Problem statement » Repeat the full listing, word for word.

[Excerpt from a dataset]

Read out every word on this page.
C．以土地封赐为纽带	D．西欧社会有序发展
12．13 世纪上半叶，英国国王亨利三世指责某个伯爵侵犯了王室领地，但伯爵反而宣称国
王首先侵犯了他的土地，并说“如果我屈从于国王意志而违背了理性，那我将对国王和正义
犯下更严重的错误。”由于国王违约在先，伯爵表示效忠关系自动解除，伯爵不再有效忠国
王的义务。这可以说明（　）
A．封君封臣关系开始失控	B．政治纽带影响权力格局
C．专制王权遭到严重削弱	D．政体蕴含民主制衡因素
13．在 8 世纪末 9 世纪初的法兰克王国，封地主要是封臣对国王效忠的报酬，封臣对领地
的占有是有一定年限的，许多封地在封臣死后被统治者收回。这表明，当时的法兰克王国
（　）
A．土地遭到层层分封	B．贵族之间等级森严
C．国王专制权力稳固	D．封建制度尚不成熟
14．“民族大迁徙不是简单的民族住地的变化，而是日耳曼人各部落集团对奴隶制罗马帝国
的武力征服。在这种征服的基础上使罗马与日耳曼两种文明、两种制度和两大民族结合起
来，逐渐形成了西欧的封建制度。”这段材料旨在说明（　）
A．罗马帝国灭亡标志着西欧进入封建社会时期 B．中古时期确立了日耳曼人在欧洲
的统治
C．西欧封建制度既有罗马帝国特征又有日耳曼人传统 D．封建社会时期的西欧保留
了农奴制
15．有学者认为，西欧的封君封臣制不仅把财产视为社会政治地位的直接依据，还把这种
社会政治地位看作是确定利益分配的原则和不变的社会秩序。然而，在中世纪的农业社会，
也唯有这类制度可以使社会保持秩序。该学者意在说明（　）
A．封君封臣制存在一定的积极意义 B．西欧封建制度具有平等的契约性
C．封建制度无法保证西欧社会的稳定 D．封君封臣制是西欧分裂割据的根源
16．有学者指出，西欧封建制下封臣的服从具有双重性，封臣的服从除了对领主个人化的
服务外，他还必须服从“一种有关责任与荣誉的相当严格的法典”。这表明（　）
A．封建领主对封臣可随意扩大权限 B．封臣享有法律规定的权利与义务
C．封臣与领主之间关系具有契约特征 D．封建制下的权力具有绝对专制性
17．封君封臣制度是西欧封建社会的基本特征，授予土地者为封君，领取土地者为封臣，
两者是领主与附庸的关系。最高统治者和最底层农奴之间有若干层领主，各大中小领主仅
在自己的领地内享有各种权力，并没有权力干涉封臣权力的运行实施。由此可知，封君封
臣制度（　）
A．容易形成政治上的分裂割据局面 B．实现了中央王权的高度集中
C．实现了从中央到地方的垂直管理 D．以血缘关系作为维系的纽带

Response to the task »
Read out every word on this page.
C．以土地封赐为纽带	D．西欧社会有序发展
12．13 世纪上半叶，英国国王亨利三世指责某个伯爵侵犯了王室领地，但伯爵反而宣称国
王首先侵犯了他的土地，并说“如果我屈从于国王意志而违背了理性，那我将对国王和正义
犯下更严重的错误。”由于国王违约在先，伯爵表示效忠关系自动解除，伯爵不再有效忠国
王的义务。这可以说明（　）
A．封君封臣关系开始失控	B．政治纽带影响权力格局
C．专制王权遭到严重削弱	D．政体蕴含民主制衡因素
13．在 8 世纪末 9 世纪初的法兰克王国，封地主要是封臣对国王效忠的报酬，封臣对领地
的占有是有一定年限的，许多封地在封臣死后被统治者收回。这表明，当时的法兰克王国
（　）
A．土地遭到层层分封	B．贵族之间等级森严
C．国王专制权力稳固	D．封建制度尚不成熟
14．“民族大迁徙不是简单的民族住地的变化，而是日耳曼人各部落集团对奴隶制罗马帝国
的武力征服。在这种征服的基础上使罗马与日耳曼两种文明、两种制度和两大民族结合起
来，逐渐形成了西欧的封建制度。”这段材料旨在说明（　）
A．罗马帝国灭亡标志着西欧进入封建社会时期 B．中古时期确立了日耳曼人在欧洲
的统治
C．西欧封建制度既有罗马帝国特征又有日耳曼人传统 D．封建社会时期的西欧保留
了农奴制
15．有学者认为，西欧的封君封臣制不仅把财产视为社会政治地位的直接依据，还把这种
社会政治地位看作是确定利益分配的原则和不变的社会秩序。然而，在中世纪的农业社会，
也唯有这类制度可以使社会保持秩序。该学者意在说明（　）
A．封君封臣制存在一定的积极意义 B．西欧封建制度具有平等的契约性
C．封建制度无法保证西欧社会的稳定 D．封君封臣制是西欧分裂割据的根源
16．有学者指出，西欧封建制下封臣的服从具有双重性，封臣的服从除了对领主个人化的
服务外，他还必须服从“一种有关责任与荣誉的相当严格的法典”。这表明（　）
A．封建领主对封臣可随意扩大权限 B．封臣享有法律规定的权利与义务
C．封臣与领主之间关系具有契约特征 D．封建制下的权力具有绝对专制性
17．封君封臣制度是西欧封建社会的基本特征，授予土地者为封君，领取土地者为封臣，
两者是领主与附庸的关系。最高统治者和最底层农奴之间有若干层领主，各大中小领主仅
在自己的领地内享有各种权力，并没有权力干涉封臣权力的运行实施。由此可知，封君封
臣制度（　）
A．容易形成政治上的分裂割据局面 B．实现了中央王权的高度集中
C．实现了从中央到地方的垂直管理 D．以血缘关系作为维系的纽带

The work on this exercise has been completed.